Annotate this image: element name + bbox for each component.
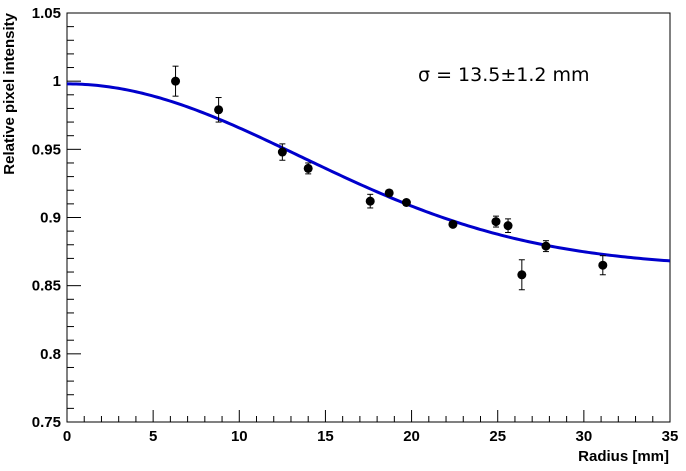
x-tick-label: 0 [63,428,71,445]
x-axis-title: Radius [mm] [578,448,669,465]
data-point [277,147,287,157]
data-point [517,270,527,280]
y-axis-title: Relative pixel intensity [1,12,18,174]
data-points [171,65,608,291]
x-tick-label: 25 [489,428,506,445]
x-tick-label: 15 [317,428,334,445]
data-point [503,221,513,231]
data-point [598,260,608,270]
data-point [541,241,551,251]
x-tick-label: 35 [662,428,679,445]
data-point [214,105,224,115]
y-tick-label: 0.75 [32,414,61,431]
data-point [448,219,458,229]
data-point [491,217,501,227]
y-tick-label: 0.9 [40,210,61,227]
data-point [365,196,375,206]
data-point [384,188,394,198]
data-point [171,76,181,86]
sigma-annotation: σ = 13.5±1.2 mm [418,64,590,86]
fit-curve [66,82,671,263]
axis-tick-labels: 0 5 10 15 20 25 30 35 0.75 0.8 0.85 0.9 0.95 1 1.05 [32,5,679,445]
data-point [401,198,411,208]
x-tick-label: 10 [231,428,248,445]
axis-ticks [66,12,671,423]
x-tick-label: 30 [576,428,593,445]
y-tick-label: 1 [53,73,61,90]
x-tick-label: 20 [403,428,420,445]
y-tick-label: 0.85 [32,278,61,295]
data-point [303,163,313,173]
y-tick-label: 1.05 [32,5,61,22]
x-tick-label: 5 [149,428,157,445]
y-tick-label: 0.8 [40,346,61,363]
y-tick-label: 0.95 [32,141,61,158]
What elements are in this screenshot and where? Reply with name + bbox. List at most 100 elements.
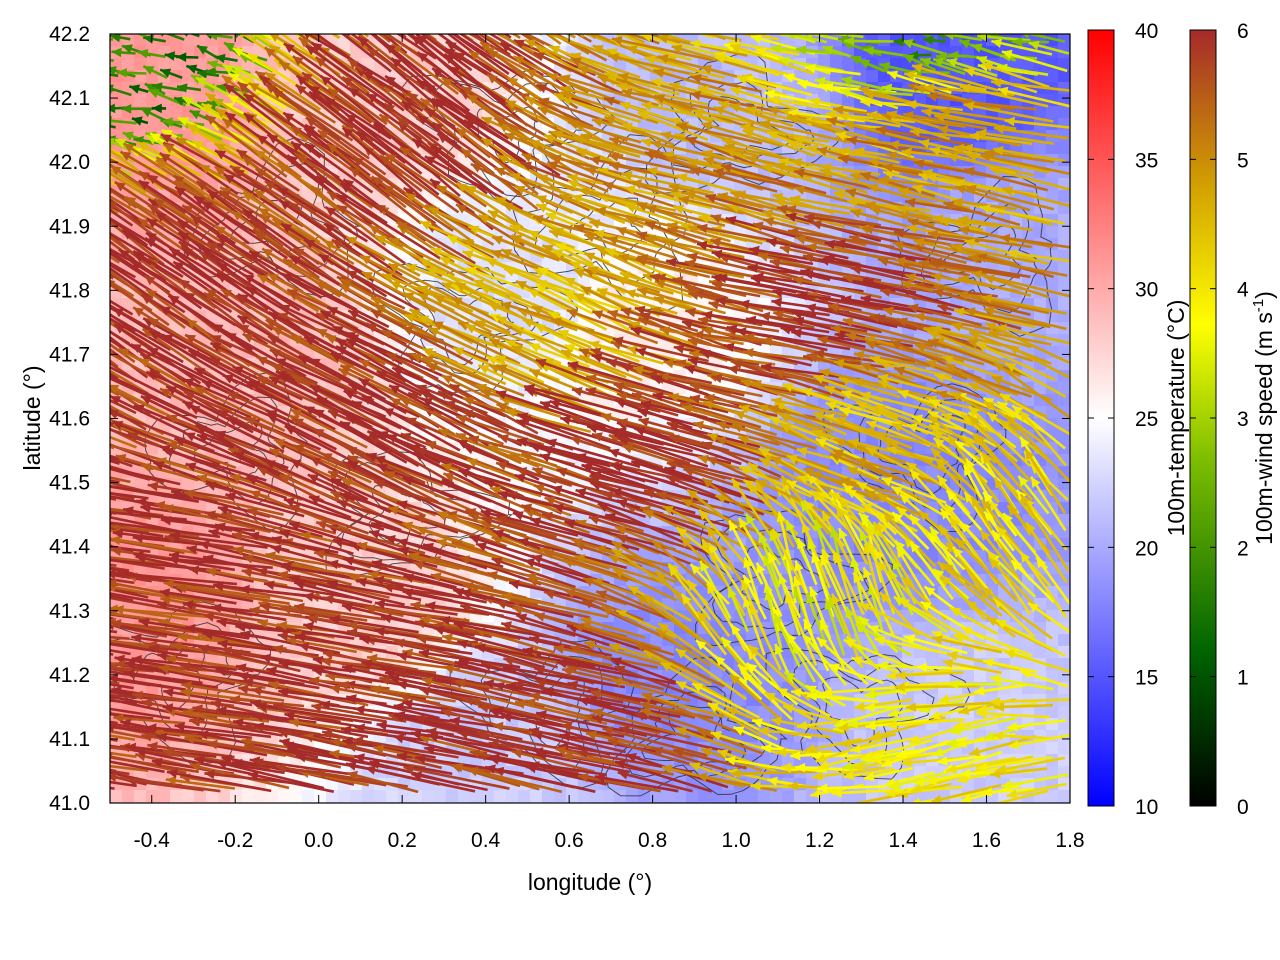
★ ★ ★ ★
**PROBLEM STATEMENT**
Repeat all of the data above line for line, without the pictures.

**OUTPUT OF THE TASK**
Annotate this image: element name + bbox for each component.
x-tick-label: 0 [63,428,71,445]
x-axis-title: Radius [mm] [578,448,669,465]
data-point [277,147,287,157]
data-point [517,270,527,280]
y-axis-title: Relative pixel intensity [1,12,18,174]
data-points [171,65,608,291]
x-tick-label: 25 [489,428,506,445]
x-tick-label: 15 [317,428,334,445]
data-point [503,221,513,231]
data-point [598,260,608,270]
data-point [541,241,551,251]
x-tick-label: 35 [662,428,679,445]
data-point [214,105,224,115]
y-tick-label: 0.75 [32,414,61,431]
data-point [448,219,458,229]
data-point [491,217,501,227]
y-tick-label: 0.9 [40,210,61,227]
data-point [365,196,375,206]
data-point [384,188,394,198]
data-point [171,76,181,86]
sigma-annotation: σ = 13.5±1.2 mm [418,64,590,86]
fit-curve [66,82,671,263]
axis-tick-labels: 0 5 10 15 20 25 30 35 0.75 0.8 0.85 0.9 0.95 1 1.05 [32,5,679,445]
data-point [401,198,411,208]
x-tick-label: 10 [231,428,248,445]
axis-ticks [66,12,671,423]
x-tick-label: 30 [576,428,593,445]
y-tick-label: 1 [53,73,61,90]
x-tick-label: 20 [403,428,420,445]
y-tick-label: 0.85 [32,278,61,295]
data-point [303,163,313,173]
y-tick-label: 1.05 [32,5,61,22]
x-tick-label: 5 [149,428,157,445]
y-tick-label: 0.8 [40,346,61,363]
y-tick-label: 0.95 [32,141,61,158]
What elements are in this screenshot and where? Reply with name + bbox. List at most 100 elements.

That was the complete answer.